START

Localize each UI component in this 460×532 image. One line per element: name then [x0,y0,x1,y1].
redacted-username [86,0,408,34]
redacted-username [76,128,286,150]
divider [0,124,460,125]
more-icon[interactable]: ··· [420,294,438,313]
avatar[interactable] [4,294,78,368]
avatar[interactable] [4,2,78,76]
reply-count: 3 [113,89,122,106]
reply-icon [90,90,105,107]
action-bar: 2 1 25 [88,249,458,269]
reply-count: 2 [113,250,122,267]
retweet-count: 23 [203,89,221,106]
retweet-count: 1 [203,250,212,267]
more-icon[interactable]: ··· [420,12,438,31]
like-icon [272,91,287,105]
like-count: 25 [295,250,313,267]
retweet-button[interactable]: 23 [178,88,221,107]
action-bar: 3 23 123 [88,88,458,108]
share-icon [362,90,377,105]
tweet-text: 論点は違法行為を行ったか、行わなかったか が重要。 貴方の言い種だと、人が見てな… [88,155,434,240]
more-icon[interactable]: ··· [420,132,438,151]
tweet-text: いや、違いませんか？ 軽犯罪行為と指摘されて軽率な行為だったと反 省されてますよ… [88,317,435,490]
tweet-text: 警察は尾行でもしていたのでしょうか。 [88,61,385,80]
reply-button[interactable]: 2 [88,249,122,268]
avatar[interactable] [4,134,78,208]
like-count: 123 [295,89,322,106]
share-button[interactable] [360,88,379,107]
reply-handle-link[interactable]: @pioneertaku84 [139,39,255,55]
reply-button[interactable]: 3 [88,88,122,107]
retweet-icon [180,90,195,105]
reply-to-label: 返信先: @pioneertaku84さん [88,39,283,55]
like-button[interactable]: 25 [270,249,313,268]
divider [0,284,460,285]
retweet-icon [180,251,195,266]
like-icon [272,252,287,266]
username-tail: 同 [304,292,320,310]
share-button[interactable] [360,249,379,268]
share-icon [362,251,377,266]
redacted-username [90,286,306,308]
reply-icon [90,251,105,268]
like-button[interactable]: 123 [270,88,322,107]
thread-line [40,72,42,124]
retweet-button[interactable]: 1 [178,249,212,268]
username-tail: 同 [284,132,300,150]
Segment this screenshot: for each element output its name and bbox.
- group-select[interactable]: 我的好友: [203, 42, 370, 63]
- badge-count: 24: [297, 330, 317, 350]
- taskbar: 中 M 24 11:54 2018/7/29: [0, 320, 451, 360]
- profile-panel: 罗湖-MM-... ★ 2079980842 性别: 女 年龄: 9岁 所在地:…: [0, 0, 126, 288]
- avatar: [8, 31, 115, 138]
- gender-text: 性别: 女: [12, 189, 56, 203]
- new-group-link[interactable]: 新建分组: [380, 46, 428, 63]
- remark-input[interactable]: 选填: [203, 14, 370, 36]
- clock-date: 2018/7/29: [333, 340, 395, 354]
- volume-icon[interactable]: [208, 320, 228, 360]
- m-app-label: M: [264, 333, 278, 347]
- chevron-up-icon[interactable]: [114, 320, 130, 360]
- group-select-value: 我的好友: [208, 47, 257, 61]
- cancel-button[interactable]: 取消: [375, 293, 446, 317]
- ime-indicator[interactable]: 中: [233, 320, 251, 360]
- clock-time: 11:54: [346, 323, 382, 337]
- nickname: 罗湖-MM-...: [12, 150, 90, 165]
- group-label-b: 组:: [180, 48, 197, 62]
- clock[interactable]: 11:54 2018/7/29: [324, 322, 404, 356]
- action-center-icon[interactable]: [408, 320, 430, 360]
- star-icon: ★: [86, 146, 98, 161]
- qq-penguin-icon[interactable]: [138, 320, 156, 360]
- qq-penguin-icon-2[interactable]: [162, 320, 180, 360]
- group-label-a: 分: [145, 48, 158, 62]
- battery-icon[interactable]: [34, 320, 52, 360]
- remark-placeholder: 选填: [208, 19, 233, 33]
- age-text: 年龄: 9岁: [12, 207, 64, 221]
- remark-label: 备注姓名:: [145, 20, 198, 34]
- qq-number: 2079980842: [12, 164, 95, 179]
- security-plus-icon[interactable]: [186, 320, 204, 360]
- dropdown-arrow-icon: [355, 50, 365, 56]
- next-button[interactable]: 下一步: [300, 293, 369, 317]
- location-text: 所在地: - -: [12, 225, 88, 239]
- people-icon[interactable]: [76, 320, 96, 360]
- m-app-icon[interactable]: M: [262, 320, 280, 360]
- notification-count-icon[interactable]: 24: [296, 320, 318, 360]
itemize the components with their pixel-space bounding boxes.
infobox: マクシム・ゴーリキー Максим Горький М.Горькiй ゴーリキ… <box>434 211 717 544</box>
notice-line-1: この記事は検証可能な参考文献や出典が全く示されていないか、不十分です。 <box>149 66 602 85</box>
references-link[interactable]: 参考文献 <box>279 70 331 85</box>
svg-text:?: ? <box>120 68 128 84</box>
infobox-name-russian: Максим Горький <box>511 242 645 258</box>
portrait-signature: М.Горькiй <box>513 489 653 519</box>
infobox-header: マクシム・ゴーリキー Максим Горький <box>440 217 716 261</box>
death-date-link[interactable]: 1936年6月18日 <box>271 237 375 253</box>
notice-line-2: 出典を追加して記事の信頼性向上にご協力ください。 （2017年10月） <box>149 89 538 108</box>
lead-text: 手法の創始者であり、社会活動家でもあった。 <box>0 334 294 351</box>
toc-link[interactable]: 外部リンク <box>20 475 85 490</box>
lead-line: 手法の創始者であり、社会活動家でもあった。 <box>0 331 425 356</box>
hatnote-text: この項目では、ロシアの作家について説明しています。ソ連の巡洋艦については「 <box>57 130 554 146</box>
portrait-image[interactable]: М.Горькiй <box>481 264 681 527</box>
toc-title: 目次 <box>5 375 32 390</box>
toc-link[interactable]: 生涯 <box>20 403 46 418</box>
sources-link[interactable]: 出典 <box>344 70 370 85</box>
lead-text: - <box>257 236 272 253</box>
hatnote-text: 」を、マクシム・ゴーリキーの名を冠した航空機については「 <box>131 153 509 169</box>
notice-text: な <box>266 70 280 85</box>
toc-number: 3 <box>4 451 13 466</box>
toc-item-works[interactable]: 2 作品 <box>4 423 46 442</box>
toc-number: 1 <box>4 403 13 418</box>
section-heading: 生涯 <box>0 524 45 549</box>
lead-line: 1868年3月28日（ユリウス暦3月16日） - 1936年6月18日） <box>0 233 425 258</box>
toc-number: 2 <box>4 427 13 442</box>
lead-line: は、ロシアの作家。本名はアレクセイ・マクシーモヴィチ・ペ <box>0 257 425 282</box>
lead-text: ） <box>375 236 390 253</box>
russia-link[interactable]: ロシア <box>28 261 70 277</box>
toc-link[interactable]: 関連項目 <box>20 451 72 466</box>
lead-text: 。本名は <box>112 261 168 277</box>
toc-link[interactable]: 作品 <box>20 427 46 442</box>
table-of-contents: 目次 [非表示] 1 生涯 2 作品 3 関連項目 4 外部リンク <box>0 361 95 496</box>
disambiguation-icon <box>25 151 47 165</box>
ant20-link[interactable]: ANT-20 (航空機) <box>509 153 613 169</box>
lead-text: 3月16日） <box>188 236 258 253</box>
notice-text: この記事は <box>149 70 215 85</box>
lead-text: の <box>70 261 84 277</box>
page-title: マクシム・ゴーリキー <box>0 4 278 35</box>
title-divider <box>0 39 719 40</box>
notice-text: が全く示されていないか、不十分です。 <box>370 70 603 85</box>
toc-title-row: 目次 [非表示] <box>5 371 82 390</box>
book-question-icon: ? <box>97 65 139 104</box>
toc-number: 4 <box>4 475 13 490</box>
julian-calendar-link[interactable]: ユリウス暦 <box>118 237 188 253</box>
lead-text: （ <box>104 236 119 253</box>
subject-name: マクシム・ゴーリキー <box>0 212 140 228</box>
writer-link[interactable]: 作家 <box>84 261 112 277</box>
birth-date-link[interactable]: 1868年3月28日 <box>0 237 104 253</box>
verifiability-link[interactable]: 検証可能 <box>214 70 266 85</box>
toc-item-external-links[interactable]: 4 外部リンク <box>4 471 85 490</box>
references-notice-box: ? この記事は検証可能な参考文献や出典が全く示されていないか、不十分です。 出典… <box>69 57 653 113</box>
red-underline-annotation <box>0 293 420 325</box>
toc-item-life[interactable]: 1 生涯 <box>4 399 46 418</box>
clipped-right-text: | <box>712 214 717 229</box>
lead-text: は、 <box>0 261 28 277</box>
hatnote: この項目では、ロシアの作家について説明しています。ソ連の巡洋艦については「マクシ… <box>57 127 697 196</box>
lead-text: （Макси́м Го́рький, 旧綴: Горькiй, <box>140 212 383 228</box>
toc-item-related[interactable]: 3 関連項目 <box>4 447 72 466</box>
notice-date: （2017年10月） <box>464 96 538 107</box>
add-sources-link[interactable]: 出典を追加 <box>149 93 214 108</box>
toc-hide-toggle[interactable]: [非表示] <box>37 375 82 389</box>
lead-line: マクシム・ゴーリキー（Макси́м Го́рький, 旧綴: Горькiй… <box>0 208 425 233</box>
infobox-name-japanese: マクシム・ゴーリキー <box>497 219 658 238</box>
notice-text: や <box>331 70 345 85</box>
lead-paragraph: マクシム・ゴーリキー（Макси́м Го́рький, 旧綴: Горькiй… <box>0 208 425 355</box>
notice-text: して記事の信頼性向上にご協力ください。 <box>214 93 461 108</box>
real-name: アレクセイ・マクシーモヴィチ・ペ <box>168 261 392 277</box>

END

Can you return the lines unchanged, starting with the first line of the records and going on through the line that contains "reply-count: 3 [113,89,122,106]", with both of those lines included?

Complete answer –
Localize each UI component in this 460×532 image. One line per element: name then [x0,y0,x1,y1].
redacted-username [86,0,408,34]
redacted-username [76,128,286,150]
divider [0,124,460,125]
more-icon[interactable]: ··· [420,294,438,313]
avatar[interactable] [4,294,78,368]
avatar[interactable] [4,2,78,76]
reply-count: 3 [113,89,122,106]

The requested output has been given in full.